*AIM OF THE TASK*:
Quote the data below in full, please, without altering anything.

*DATASET ROWS*:
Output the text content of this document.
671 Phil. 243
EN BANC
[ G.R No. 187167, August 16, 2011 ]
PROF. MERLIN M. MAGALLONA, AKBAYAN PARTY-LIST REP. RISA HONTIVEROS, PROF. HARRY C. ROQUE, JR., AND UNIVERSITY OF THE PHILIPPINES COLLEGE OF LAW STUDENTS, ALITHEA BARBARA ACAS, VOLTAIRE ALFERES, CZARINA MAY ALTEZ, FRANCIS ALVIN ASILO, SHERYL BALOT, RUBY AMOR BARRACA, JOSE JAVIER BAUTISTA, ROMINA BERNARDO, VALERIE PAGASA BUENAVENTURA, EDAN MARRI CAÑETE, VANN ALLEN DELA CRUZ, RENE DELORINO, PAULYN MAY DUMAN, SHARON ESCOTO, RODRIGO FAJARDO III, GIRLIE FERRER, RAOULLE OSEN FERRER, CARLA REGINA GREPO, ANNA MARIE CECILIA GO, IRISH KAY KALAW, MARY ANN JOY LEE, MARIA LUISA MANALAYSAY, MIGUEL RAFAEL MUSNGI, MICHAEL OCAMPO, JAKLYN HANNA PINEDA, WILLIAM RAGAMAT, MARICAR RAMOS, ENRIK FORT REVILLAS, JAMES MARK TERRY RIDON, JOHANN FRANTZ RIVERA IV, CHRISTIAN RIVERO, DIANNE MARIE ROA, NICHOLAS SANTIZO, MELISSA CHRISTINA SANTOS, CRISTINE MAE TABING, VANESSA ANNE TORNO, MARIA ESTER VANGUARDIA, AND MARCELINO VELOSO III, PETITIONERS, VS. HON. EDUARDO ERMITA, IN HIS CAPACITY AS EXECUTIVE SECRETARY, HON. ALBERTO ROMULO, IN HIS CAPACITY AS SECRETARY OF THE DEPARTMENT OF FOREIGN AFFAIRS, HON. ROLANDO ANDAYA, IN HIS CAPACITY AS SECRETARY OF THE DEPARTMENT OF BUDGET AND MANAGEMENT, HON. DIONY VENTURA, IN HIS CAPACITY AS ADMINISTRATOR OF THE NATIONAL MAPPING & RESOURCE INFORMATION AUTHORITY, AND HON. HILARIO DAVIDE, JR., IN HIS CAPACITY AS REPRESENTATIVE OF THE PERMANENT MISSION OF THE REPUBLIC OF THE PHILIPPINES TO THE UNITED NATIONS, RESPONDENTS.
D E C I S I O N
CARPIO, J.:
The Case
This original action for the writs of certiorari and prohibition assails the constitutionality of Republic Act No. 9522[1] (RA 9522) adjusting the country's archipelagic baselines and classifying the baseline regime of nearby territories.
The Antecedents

*RESULT OF THE TASK*:
Output the text content of this document.
671 Phil. 243
EN BANC
[ G.R No. 187167, August 16, 2011 ]
PROF. MERLIN M. MAGALLONA, AKBAYAN PARTY-LIST REP. RISA HONTIVEROS, PROF. HARRY C. ROQUE, JR., AND UNIVERSITY OF THE PHILIPPINES COLLEGE OF LAW STUDENTS, ALITHEA BARBARA ACAS, VOLTAIRE ALFERES, CZARINA MAY ALTEZ, FRANCIS ALVIN ASILO, SHERYL BALOT, RUBY AMOR BARRACA, JOSE JAVIER BAUTISTA, ROMINA BERNARDO, VALERIE PAGASA BUENAVENTURA, EDAN MARRI CAÑETE, VANN ALLEN DELA CRUZ, RENE DELORINO, PAULYN MAY DUMAN, SHARON ESCOTO, RODRIGO FAJARDO III, GIRLIE FERRER, RAOULLE OSEN FERRER, CARLA REGINA GREPO, ANNA MARIE CECILIA GO, IRISH KAY KALAW, MARY ANN JOY LEE, MARIA LUISA MANALAYSAY, MIGUEL RAFAEL MUSNGI, MICHAEL OCAMPO, JAKLYN HANNA PINEDA, WILLIAM RAGAMAT, MARICAR RAMOS, ENRIK FORT REVILLAS, JAMES MARK TERRY RIDON, JOHANN FRANTZ RIVERA IV, CHRISTIAN RIVERO, DIANNE MARIE ROA, NICHOLAS SANTIZO, MELISSA CHRISTINA SANTOS, CRISTINE MAE TABING, VANESSA ANNE TORNO, MARIA ESTER VANGUARDIA, AND MARCELINO VELOSO III, PETITIONERS, VS. HON. EDUARDO ERMITA, IN HIS CAPACITY AS EXECUTIVE SECRETARY, HON. ALBERTO ROMULO, IN HIS CAPACITY AS SECRETARY OF THE DEPARTMENT OF FOREIGN AFFAIRS, HON. ROLANDO ANDAYA, IN HIS CAPACITY AS SECRETARY OF THE DEPARTMENT OF BUDGET AND MANAGEMENT, HON. DIONY VENTURA, IN HIS CAPACITY AS ADMINISTRATOR OF THE NATIONAL MAPPING & RESOURCE INFORMATION AUTHORITY, AND HON. HILARIO DAVIDE, JR., IN HIS CAPACITY AS REPRESENTATIVE OF THE PERMANENT MISSION OF THE REPUBLIC OF THE PHILIPPINES TO THE UNITED NATIONS, RESPONDENTS.
D E C I S I O N
CARPIO, J.:
The Case
This original action for the writs of certiorari and prohibition assails the constitutionality of Republic Act No. 9522[1] (RA 9522) adjusting the country's archipelagic baselines and classifying the baseline regime of nearby territories.
The Antecedents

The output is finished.